| Directions |
Without the pictures, copy the entries below word for word.

| Data excerpts |
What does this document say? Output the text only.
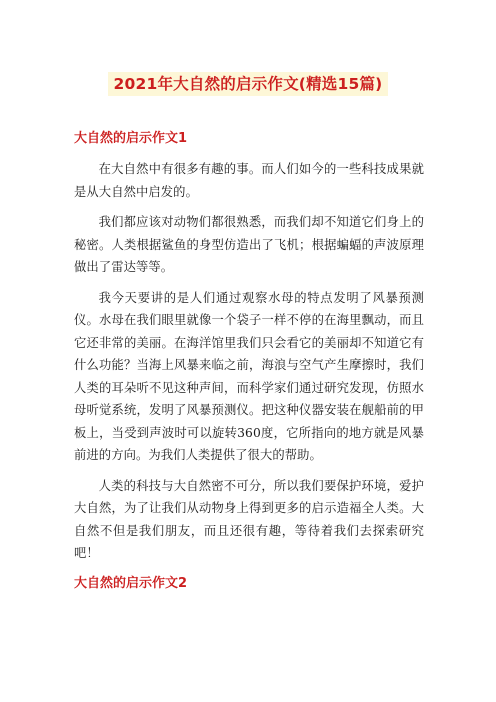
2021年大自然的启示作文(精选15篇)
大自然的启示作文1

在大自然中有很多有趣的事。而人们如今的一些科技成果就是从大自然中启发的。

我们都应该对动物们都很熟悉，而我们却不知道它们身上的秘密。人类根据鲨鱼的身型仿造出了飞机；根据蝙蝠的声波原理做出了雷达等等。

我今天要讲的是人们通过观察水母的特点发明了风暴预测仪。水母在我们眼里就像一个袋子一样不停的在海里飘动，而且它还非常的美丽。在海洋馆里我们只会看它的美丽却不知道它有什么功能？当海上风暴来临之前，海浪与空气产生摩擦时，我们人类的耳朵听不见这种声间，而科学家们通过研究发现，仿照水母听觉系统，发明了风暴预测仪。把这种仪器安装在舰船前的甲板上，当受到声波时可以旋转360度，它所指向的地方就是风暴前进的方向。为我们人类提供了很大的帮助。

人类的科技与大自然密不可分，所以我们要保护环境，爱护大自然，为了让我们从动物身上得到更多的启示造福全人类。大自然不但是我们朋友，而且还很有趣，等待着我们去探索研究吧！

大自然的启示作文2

| Solution to the exercise |
What does this document say? Output the text only.
2021年大自然的启示作文(精选15篇)
大自然的启示作文1

在大自然中有很多有趣的事。而人们如今的一些科技成果就是从大自然中启发的。

我们都应该对动物们都很熟悉，而我们却不知道它们身上的秘密。人类根据鲨鱼的身型仿造出了飞机；根据蝙蝠的声波原理做出了雷达等等。

我今天要讲的是人们通过观察水母的特点发明了风暴预测仪。水母在我们眼里就像一个袋子一样不停的在海里飘动，而且它还非常的美丽。在海洋馆里我们只会看它的美丽却不知道它有什么功能？当海上风暴来临之前，海浪与空气产生摩擦时，我们人类的耳朵听不见这种声间，而科学家们通过研究发现，仿照水母听觉系统，发明了风暴预测仪。把这种仪器安装在舰船前的甲板上，当受到声波时可以旋转360度，它所指向的地方就是风暴前进的方向。为我们人类提供了很大的帮助。

人类的科技与大自然密不可分，所以我们要保护环境，爱护大自然，为了让我们从动物身上得到更多的启示造福全人类。大自然不但是我们朋友，而且还很有趣，等待着我们去探索研究吧！

大自然的启示作文2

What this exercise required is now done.